## [WHAT YOU SHOULD DO]
Keep only the lines of the listing that include the word "protokom", and copy them.

_____

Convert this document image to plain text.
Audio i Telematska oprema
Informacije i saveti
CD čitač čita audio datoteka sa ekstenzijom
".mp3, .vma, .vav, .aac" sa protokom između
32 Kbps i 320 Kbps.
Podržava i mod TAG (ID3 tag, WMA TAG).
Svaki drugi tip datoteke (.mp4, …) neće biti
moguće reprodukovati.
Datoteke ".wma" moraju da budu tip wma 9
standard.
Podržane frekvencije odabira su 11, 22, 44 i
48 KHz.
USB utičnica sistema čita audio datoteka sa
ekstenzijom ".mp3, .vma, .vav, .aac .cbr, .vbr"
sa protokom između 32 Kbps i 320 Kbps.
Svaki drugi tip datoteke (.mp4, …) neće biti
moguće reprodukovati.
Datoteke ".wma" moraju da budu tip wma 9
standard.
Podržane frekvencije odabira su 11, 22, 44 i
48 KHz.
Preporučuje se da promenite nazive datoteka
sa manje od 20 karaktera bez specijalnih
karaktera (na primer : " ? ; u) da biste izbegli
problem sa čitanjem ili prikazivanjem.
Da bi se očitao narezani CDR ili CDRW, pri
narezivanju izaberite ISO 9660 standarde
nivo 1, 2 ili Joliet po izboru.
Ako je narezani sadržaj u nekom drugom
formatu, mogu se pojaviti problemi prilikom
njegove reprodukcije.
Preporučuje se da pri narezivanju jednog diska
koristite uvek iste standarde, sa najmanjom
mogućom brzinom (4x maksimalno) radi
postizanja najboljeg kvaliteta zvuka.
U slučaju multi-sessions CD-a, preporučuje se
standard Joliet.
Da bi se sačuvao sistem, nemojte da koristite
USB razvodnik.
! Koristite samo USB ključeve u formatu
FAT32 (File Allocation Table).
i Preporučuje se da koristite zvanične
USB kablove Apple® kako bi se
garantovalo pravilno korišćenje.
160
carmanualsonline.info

_____

## [COMPLETE OUTPUT]
".mp3, .vma, .vav, .aac" sa protokom između
sa protokom između 32 Kbps i 320 Kbps.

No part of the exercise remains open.